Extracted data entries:
------------------------------

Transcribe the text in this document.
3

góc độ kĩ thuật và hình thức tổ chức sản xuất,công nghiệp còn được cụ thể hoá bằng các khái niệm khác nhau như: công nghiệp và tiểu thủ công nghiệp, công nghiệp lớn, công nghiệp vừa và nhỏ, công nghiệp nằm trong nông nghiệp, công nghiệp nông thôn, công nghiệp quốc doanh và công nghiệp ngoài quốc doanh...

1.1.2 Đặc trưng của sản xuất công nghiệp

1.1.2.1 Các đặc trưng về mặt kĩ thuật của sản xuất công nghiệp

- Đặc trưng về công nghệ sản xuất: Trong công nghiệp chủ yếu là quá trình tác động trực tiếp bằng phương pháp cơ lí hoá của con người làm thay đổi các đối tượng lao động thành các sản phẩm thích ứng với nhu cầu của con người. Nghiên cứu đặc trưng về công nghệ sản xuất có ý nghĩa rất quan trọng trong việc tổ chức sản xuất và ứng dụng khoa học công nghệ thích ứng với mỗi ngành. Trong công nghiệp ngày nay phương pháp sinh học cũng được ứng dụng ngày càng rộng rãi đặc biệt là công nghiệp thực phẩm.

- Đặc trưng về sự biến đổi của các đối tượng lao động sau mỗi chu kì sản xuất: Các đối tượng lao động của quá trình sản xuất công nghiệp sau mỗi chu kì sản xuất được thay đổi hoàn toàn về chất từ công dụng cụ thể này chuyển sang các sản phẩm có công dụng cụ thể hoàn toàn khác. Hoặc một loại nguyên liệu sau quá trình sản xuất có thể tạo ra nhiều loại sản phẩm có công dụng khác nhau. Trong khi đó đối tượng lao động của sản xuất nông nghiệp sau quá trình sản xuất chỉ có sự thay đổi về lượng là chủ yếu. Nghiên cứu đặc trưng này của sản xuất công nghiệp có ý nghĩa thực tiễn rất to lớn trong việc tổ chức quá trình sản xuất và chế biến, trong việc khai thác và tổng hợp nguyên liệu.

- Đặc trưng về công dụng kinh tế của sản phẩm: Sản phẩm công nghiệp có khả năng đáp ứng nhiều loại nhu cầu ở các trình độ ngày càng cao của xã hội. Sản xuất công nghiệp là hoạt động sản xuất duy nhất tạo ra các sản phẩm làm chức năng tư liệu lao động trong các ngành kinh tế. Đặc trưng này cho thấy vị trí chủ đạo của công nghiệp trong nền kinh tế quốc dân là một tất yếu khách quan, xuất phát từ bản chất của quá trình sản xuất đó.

------------------------------

-- Challenge --
Looking at the entries above, how many lines contain the word "thuật"? Answer with the number alone.

-- Result for this exercise --
2